- _Job_
Reading the listing below, count the lines that contain the word "source" and give that count alone.

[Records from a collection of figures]
☆ ☆ ☆ ☆ ☆

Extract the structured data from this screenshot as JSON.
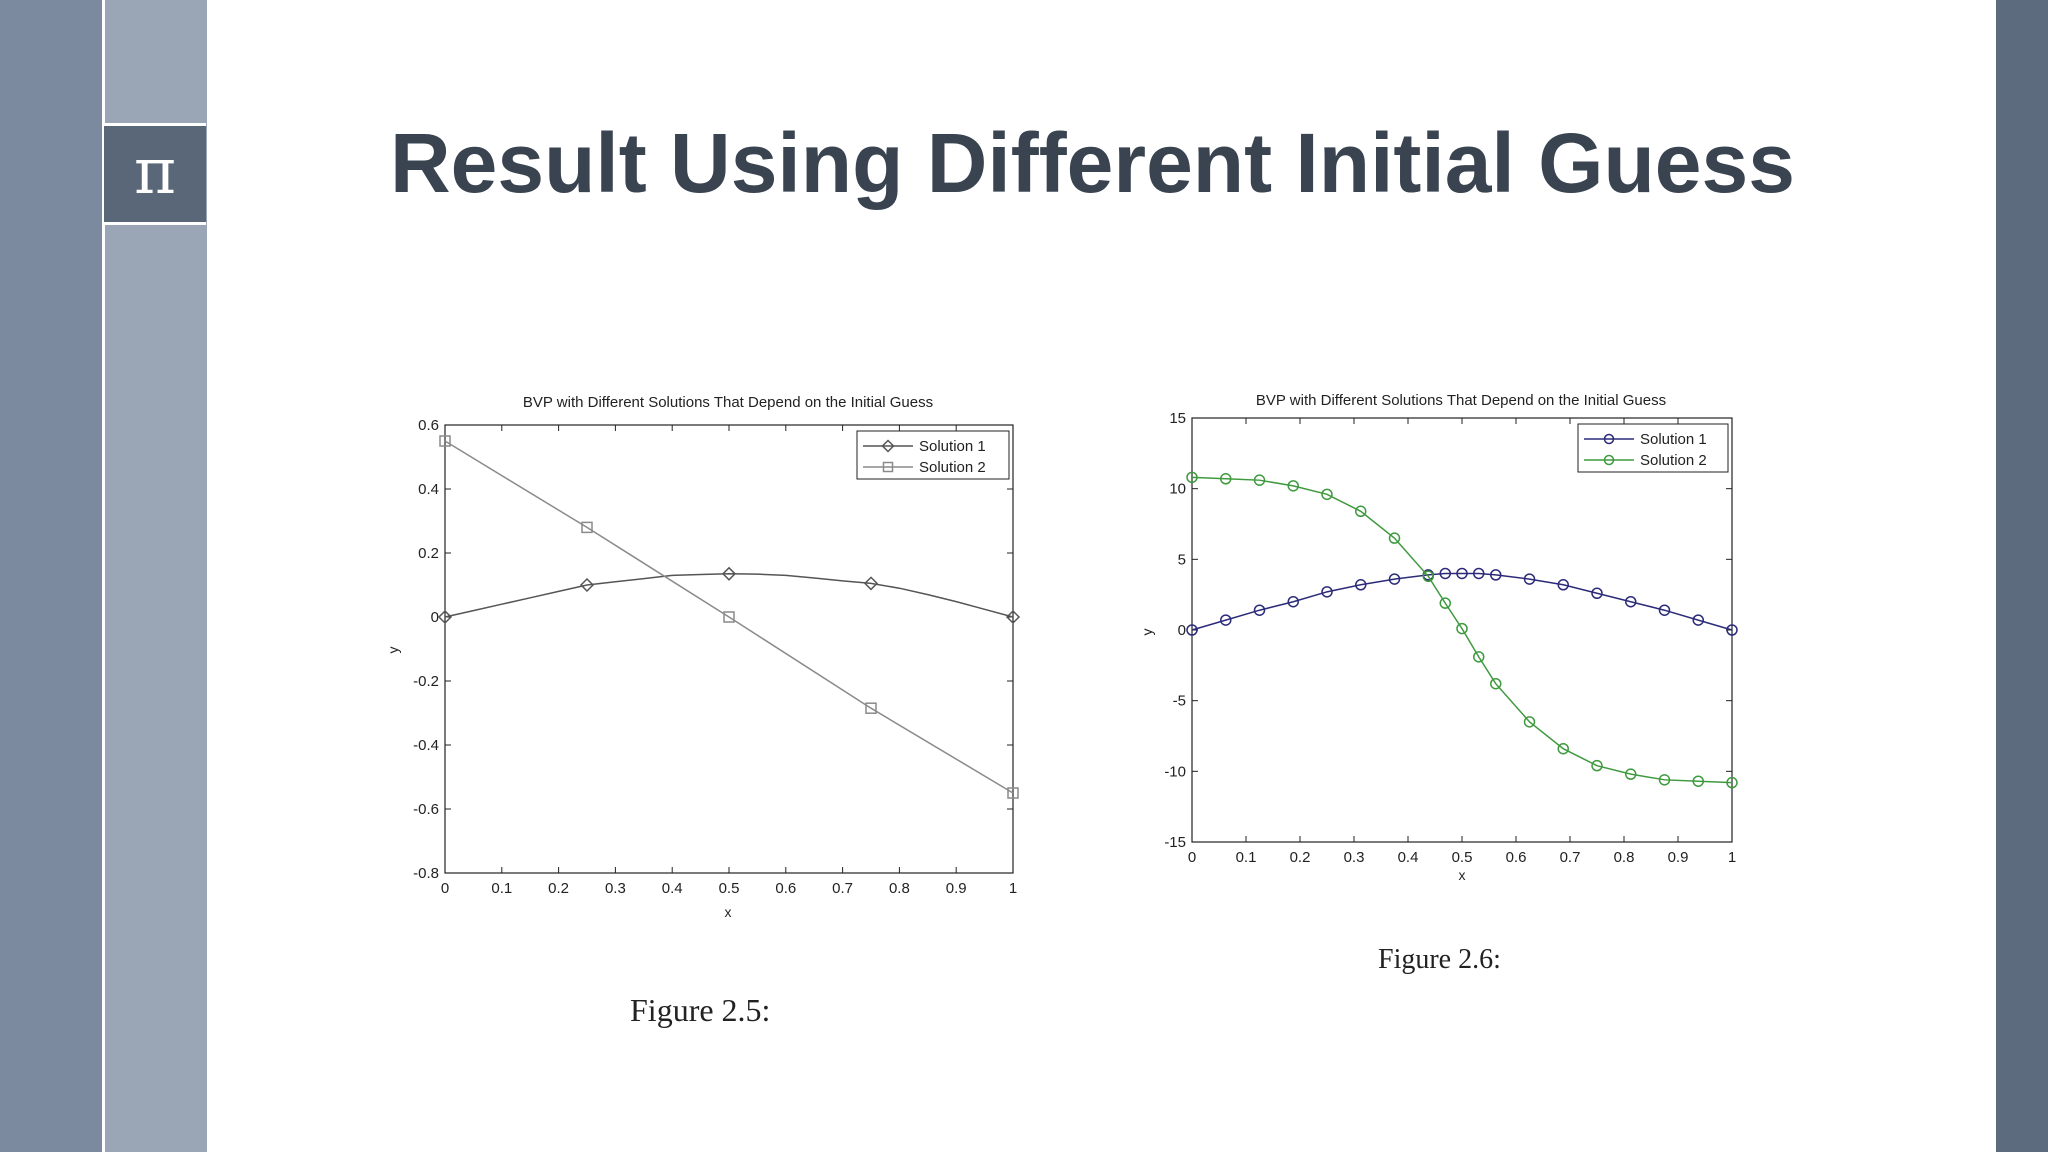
{
  "slide": {
    "title": "Result Using Different Initial Guess",
    "icon_glyph": "π",
    "icon_name": "pi-icon",
    "colors": {
      "left_bar_outer": "#7b8a9e",
      "left_bar_inner": "#9aa6b5",
      "right_bar": "#5d6b7f",
      "icon_box": "#5a6779",
      "title_text": "#3a4451"
    }
  },
  "chart_data": [
    {
      "type": "line",
      "title": "BVP with Different Solutions That Depend on the Initial Guess",
      "xlabel": "x",
      "ylabel": "y",
      "xlim": [
        0,
        1
      ],
      "ylim": [
        -0.8,
        0.6
      ],
      "xticks": [
        0,
        0.1,
        0.2,
        0.3,
        0.4,
        0.5,
        0.6,
        0.7,
        0.8,
        0.9,
        1
      ],
      "xtick_labels": [
        "0",
        "0.1",
        "0.2",
        "0.3",
        "0.4",
        "0.5",
        "0.6",
        "0.7",
        "0.8",
        "0.9",
        "1"
      ],
      "yticks": [
        -0.8,
        -0.6,
        -0.4,
        -0.2,
        0,
        0.2,
        0.4,
        0.6
      ],
      "ytick_labels": [
        "-0.8",
        "-0.6",
        "-0.4",
        "-0.2",
        "0",
        "0.2",
        "0.4",
        "0.6"
      ],
      "legend_position": "top-right",
      "grid": false,
      "caption": "Figure 2.5:",
      "series": [
        {
          "name": "Solution 1",
          "color": "#555555",
          "marker": "diamond",
          "x": [
            0,
            0.25,
            0.5,
            0.75,
            1
          ],
          "y": [
            0,
            0.1,
            0.135,
            0.105,
            0
          ],
          "line_x": [
            0,
            0.05,
            0.1,
            0.15,
            0.2,
            0.25,
            0.3,
            0.35,
            0.4,
            0.45,
            0.5,
            0.55,
            0.6,
            0.65,
            0.7,
            0.75,
            0.8,
            0.85,
            0.9,
            0.95,
            1
          ],
          "line_y": [
            0,
            0.02,
            0.04,
            0.06,
            0.08,
            0.1,
            0.11,
            0.12,
            0.13,
            0.133,
            0.135,
            0.134,
            0.13,
            0.122,
            0.113,
            0.105,
            0.09,
            0.07,
            0.048,
            0.024,
            0
          ]
        },
        {
          "name": "Solution 2",
          "color": "#8a8a8a",
          "marker": "square",
          "x": [
            0,
            0.25,
            0.5,
            0.75,
            1
          ],
          "y": [
            0.55,
            0.28,
            0,
            -0.285,
            -0.55
          ],
          "line_x": [
            0,
            0.25,
            0.5,
            0.75,
            1
          ],
          "line_y": [
            0.55,
            0.28,
            0,
            -0.285,
            -0.55
          ]
        }
      ]
    },
    {
      "type": "line",
      "title": "BVP with Different Solutions That Depend on the Initial Guess",
      "xlabel": "x",
      "ylabel": "y",
      "xlim": [
        0,
        1
      ],
      "ylim": [
        -15,
        15
      ],
      "xticks": [
        0,
        0.1,
        0.2,
        0.3,
        0.4,
        0.5,
        0.6,
        0.7,
        0.8,
        0.9,
        1
      ],
      "xtick_labels": [
        "0",
        "0.1",
        "0.2",
        "0.3",
        "0.4",
        "0.5",
        "0.6",
        "0.7",
        "0.8",
        "0.9",
        "1"
      ],
      "yticks": [
        -15,
        -10,
        -5,
        0,
        5,
        10,
        15
      ],
      "ytick_labels": [
        "-15",
        "-10",
        "-5",
        "0",
        "5",
        "10",
        "15"
      ],
      "legend_position": "top-right",
      "grid": false,
      "caption": "Figure 2.6:",
      "series": [
        {
          "name": "Solution 1",
          "color": "#2b2b7a",
          "marker": "circle",
          "x": [
            0,
            0.0625,
            0.125,
            0.1875,
            0.25,
            0.3125,
            0.375,
            0.4375,
            0.469,
            0.5,
            0.531,
            0.5625,
            0.625,
            0.6875,
            0.75,
            0.8125,
            0.875,
            0.9375,
            1
          ],
          "y": [
            0,
            0.7,
            1.4,
            2.0,
            2.7,
            3.2,
            3.6,
            3.9,
            4.0,
            4.0,
            4.0,
            3.9,
            3.6,
            3.2,
            2.6,
            2.0,
            1.4,
            0.7,
            0
          ],
          "line_x": [
            0,
            0.0625,
            0.125,
            0.1875,
            0.25,
            0.3125,
            0.375,
            0.4375,
            0.469,
            0.5,
            0.531,
            0.5625,
            0.625,
            0.6875,
            0.75,
            0.8125,
            0.875,
            0.9375,
            1
          ],
          "line_y": [
            0,
            0.7,
            1.4,
            2.0,
            2.7,
            3.2,
            3.6,
            3.9,
            4.0,
            4.0,
            4.0,
            3.9,
            3.6,
            3.2,
            2.6,
            2.0,
            1.4,
            0.7,
            0
          ]
        },
        {
          "name": "Solution 2",
          "color": "#3f9a3f",
          "marker": "circle",
          "x": [
            0,
            0.0625,
            0.125,
            0.1875,
            0.25,
            0.3125,
            0.375,
            0.4375,
            0.469,
            0.5,
            0.531,
            0.5625,
            0.625,
            0.6875,
            0.75,
            0.8125,
            0.875,
            0.9375,
            1
          ],
          "y": [
            10.8,
            10.7,
            10.6,
            10.2,
            9.6,
            8.4,
            6.5,
            3.8,
            1.9,
            0.1,
            -1.9,
            -3.8,
            -6.5,
            -8.4,
            -9.6,
            -10.2,
            -10.6,
            -10.7,
            -10.8
          ],
          "line_x": [
            0,
            0.0625,
            0.125,
            0.1875,
            0.25,
            0.3125,
            0.375,
            0.4375,
            0.469,
            0.5,
            0.531,
            0.5625,
            0.625,
            0.6875,
            0.75,
            0.8125,
            0.875,
            0.9375,
            1
          ],
          "line_y": [
            10.8,
            10.7,
            10.6,
            10.2,
            9.6,
            8.4,
            6.5,
            3.8,
            1.9,
            0.1,
            -1.9,
            -3.8,
            -6.5,
            -8.4,
            -9.6,
            -10.2,
            -10.6,
            -10.7,
            -10.8
          ]
        }
      ]
    }
  ]
}
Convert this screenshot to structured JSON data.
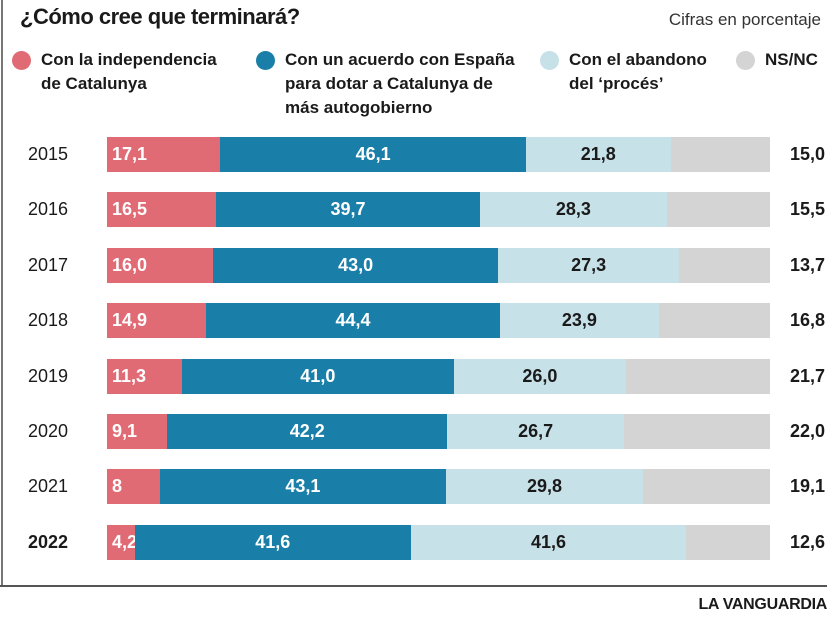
{
  "chart_data": {
    "type": "bar",
    "stacked": true,
    "orientation": "horizontal",
    "title": "¿Cómo cree que terminará?",
    "subtitle": "Cifras en porcentaje",
    "categories": [
      "2015",
      "2016",
      "2017",
      "2018",
      "2019",
      "2020",
      "2021",
      "2022"
    ],
    "series": [
      {
        "name": "Con la independencia de Catalunya",
        "color": "#e06b75",
        "values": [
          17.1,
          16.5,
          16.0,
          14.9,
          11.3,
          9.1,
          8,
          4.2
        ],
        "labels": [
          "17,1",
          "16,5",
          "16,0",
          "14,9",
          "11,3",
          "9,1",
          "8",
          "4,2"
        ]
      },
      {
        "name": "Con un acuerdo con España para dotar a Catalunya de más autogobierno",
        "color": "#1a7fa8",
        "values": [
          46.1,
          39.7,
          43.0,
          44.4,
          41.0,
          42.2,
          43.1,
          41.6
        ],
        "labels": [
          "46,1",
          "39,7",
          "43,0",
          "44,4",
          "41,0",
          "42,2",
          "43,1",
          "41,6"
        ]
      },
      {
        "name": "Con el abandono del ‘procés’",
        "color": "#c7e1e8",
        "values": [
          21.8,
          28.3,
          27.3,
          23.9,
          26.0,
          26.7,
          29.8,
          41.6
        ],
        "labels": [
          "21,8",
          "28,3",
          "27,3",
          "23,9",
          "26,0",
          "26,7",
          "29,8",
          "41,6"
        ]
      },
      {
        "name": "NS/NC",
        "color": "#d4d4d4",
        "values": [
          15.0,
          15.5,
          13.7,
          16.8,
          21.7,
          22.0,
          19.1,
          12.6
        ],
        "labels": [
          "15,0",
          "15,5",
          "13,7",
          "16,8",
          "21,7",
          "22,0",
          "19,1",
          "12,6"
        ]
      }
    ],
    "legend_position": "top",
    "grid": false,
    "xlim": [
      0,
      100
    ]
  },
  "source": "LA VANGUARDIA"
}
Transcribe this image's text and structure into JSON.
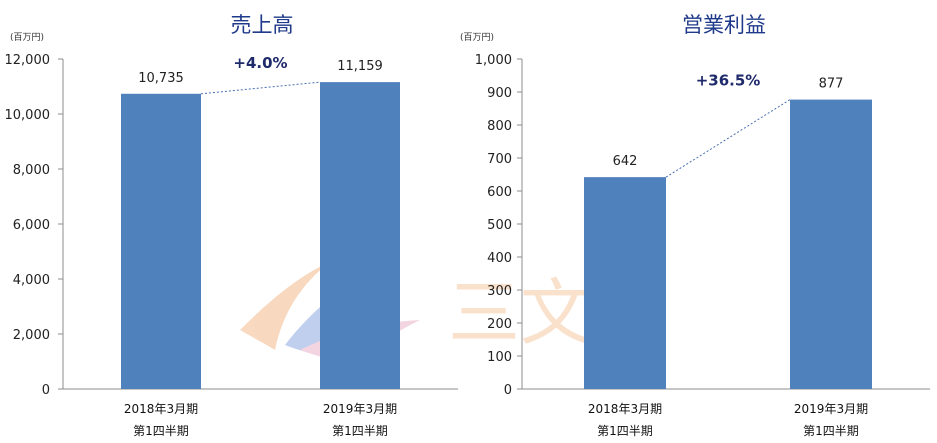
{
  "chart_data": [
    {
      "type": "bar",
      "title": "売上高",
      "unit": "(百万円)",
      "categories": [
        [
          "2018年3月期",
          "第1四半期"
        ],
        [
          "2019年3月期",
          "第1四半期"
        ]
      ],
      "values": [
        10735,
        11159
      ],
      "data_labels": [
        "10,735",
        "11,159"
      ],
      "growth_label": "+4.0%",
      "ylim": [
        0,
        12000
      ],
      "yticks": [
        0,
        2000,
        4000,
        6000,
        8000,
        10000,
        12000
      ],
      "ytick_labels": [
        "0",
        "2,000",
        "4,000",
        "6,000",
        "8,000",
        "10,000",
        "12,000"
      ],
      "grid": false,
      "bar_color": "#4f81bd"
    },
    {
      "type": "bar",
      "title": "営業利益",
      "unit": "(百万円)",
      "categories": [
        [
          "2018年3月期",
          "第1四半期"
        ],
        [
          "2019年3月期",
          "第1四半期"
        ]
      ],
      "values": [
        642,
        877
      ],
      "data_labels": [
        "642",
        "877"
      ],
      "growth_label": "+36.5%",
      "ylim": [
        0,
        1000
      ],
      "yticks": [
        0,
        100,
        200,
        300,
        400,
        500,
        600,
        700,
        800,
        900,
        1000
      ],
      "ytick_labels": [
        "0",
        "100",
        "200",
        "300",
        "400",
        "500",
        "600",
        "700",
        "800",
        "900",
        "1,000"
      ],
      "grid": false,
      "bar_color": "#4f81bd"
    }
  ],
  "watermark": {
    "text": "三文娱",
    "colors": [
      "#f6c9a3",
      "#9fb8e8"
    ]
  }
}
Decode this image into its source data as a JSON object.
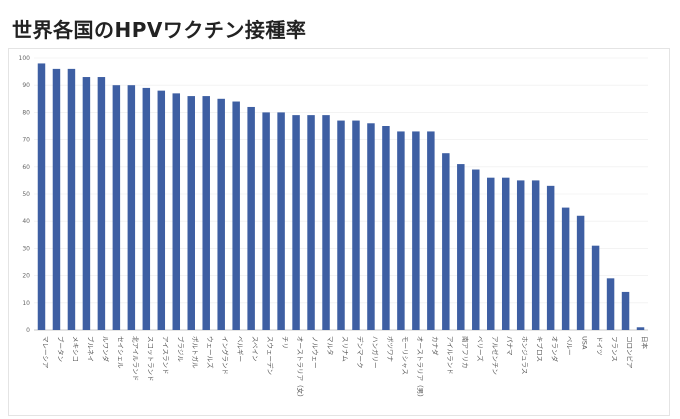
{
  "title": "世界各国のHPVワクチン接種率",
  "chart_data": {
    "type": "bar",
    "title": "世界各国のHPVワクチン接種率",
    "xlabel": "",
    "ylabel": "",
    "ylim": [
      0,
      100
    ],
    "yticks": [
      0,
      10,
      20,
      30,
      40,
      50,
      60,
      70,
      80,
      90,
      100
    ],
    "grid": true,
    "bar_color": "#3e5fa3",
    "categories": [
      "マレーシア",
      "ブータン",
      "メキシコ",
      "ブルネイ",
      "ルワンダ",
      "セイシェル",
      "北アイルランド",
      "スコットランド",
      "アイスランド",
      "ブラジル",
      "ポルトガル",
      "ウェールズ",
      "イングランド",
      "ベルギー",
      "スペイン",
      "スウェーデン",
      "チリ",
      "オーストラリア（女）",
      "ノルウェー",
      "マルタ",
      "スリナム",
      "デンマーク",
      "ハンガリー",
      "ボツワナ",
      "モーリシャス",
      "オーストラリア（男）",
      "カナダ",
      "アイルランド",
      "南アフリカ",
      "ベリーズ",
      "アルゼンチン",
      "パナマ",
      "ホンジュラス",
      "キプロス",
      "オランダ",
      "ペルー",
      "USA",
      "ドイツ",
      "フランス",
      "コロンビア",
      "日本"
    ],
    "values": [
      98,
      96,
      96,
      93,
      93,
      90,
      90,
      89,
      88,
      87,
      86,
      86,
      85,
      84,
      82,
      80,
      80,
      79,
      79,
      79,
      77,
      77,
      76,
      75,
      73,
      73,
      73,
      65,
      61,
      59,
      56,
      56,
      55,
      55,
      53,
      45,
      42,
      31,
      19,
      14,
      1
    ]
  }
}
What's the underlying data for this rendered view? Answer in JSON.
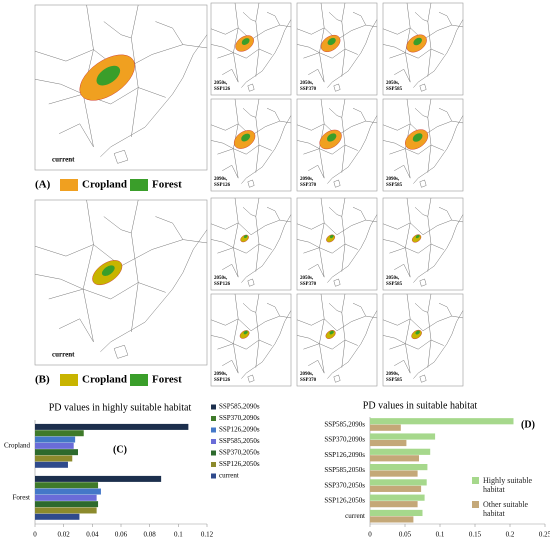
{
  "panel_a": {
    "label": "(A)",
    "legend": [
      "Cropland",
      "Forest"
    ],
    "map_label": "current",
    "small_maps": [
      {
        "period": "2050s,",
        "scenario": "SSP126"
      },
      {
        "period": "2050s,",
        "scenario": "SSP370"
      },
      {
        "period": "2050s,",
        "scenario": "SSP585"
      },
      {
        "period": "2090s,",
        "scenario": "SSP126"
      },
      {
        "period": "2090s,",
        "scenario": "SSP370"
      },
      {
        "period": "2090s,",
        "scenario": "SSP585"
      }
    ]
  },
  "panel_b": {
    "label": "(B)",
    "legend": [
      "Cropland",
      "Forest"
    ],
    "map_label": "current",
    "small_maps": [
      {
        "period": "2050s,",
        "scenario": "SSP126"
      },
      {
        "period": "2050s,",
        "scenario": "SSP370"
      },
      {
        "period": "2050s,",
        "scenario": "SSP585"
      },
      {
        "period": "2090s,",
        "scenario": "SSP126"
      },
      {
        "period": "2090s,",
        "scenario": "SSP370"
      },
      {
        "period": "2090s,",
        "scenario": "SSP585"
      }
    ]
  },
  "chart_data": [
    {
      "type": "hbar",
      "title": "PD values in highly suitable habitat",
      "annotation": "(C)",
      "categories": [
        "Cropland",
        "Forest"
      ],
      "series": [
        {
          "name": "SSP585,2090s",
          "color": "#1c2f4d",
          "values": [
            0.107,
            0.088
          ]
        },
        {
          "name": "SSP370,2090s",
          "color": "#3f7a2a",
          "values": [
            0.034,
            0.044
          ]
        },
        {
          "name": "SSP126,2090s",
          "color": "#4478c8",
          "values": [
            0.028,
            0.046
          ]
        },
        {
          "name": "SSP585,2050s",
          "color": "#6a6cd8",
          "values": [
            0.027,
            0.043
          ]
        },
        {
          "name": "SSP370,2050s",
          "color": "#2d6a2d",
          "values": [
            0.03,
            0.044
          ]
        },
        {
          "name": "SSP126,2050s",
          "color": "#8c8a2c",
          "values": [
            0.026,
            0.043
          ]
        },
        {
          "name": "current",
          "color": "#2f4a8c",
          "values": [
            0.023,
            0.031
          ]
        }
      ],
      "xlim": [
        0,
        0.12
      ],
      "xticks": [
        0,
        0.02,
        0.04,
        0.06,
        0.08,
        0.1,
        0.12
      ]
    },
    {
      "type": "hbar",
      "title": "PD values in suitable habitat",
      "annotation": "(D)",
      "categories": [
        "SSP585,2090s",
        "SSP370,2090s",
        "SSP126,2090s",
        "SSP585,2050s",
        "SSP370,2050s",
        "SSP126,2050s",
        "current"
      ],
      "series": [
        {
          "name": "Highly suitable habitat",
          "color": "#a6d88c",
          "values": [
            0.205,
            0.093,
            0.086,
            0.082,
            0.081,
            0.078,
            0.075
          ]
        },
        {
          "name": "Other suitable habitat",
          "color": "#c4a878",
          "values": [
            0.044,
            0.052,
            0.07,
            0.068,
            0.073,
            0.068,
            0.062
          ]
        }
      ],
      "xlim": [
        0,
        0.25
      ],
      "xticks": [
        0,
        0.05,
        0.1,
        0.15,
        0.2,
        0.25
      ]
    }
  ]
}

☆ ☆ ☆ ☆ ☆

- _Output of the task_
2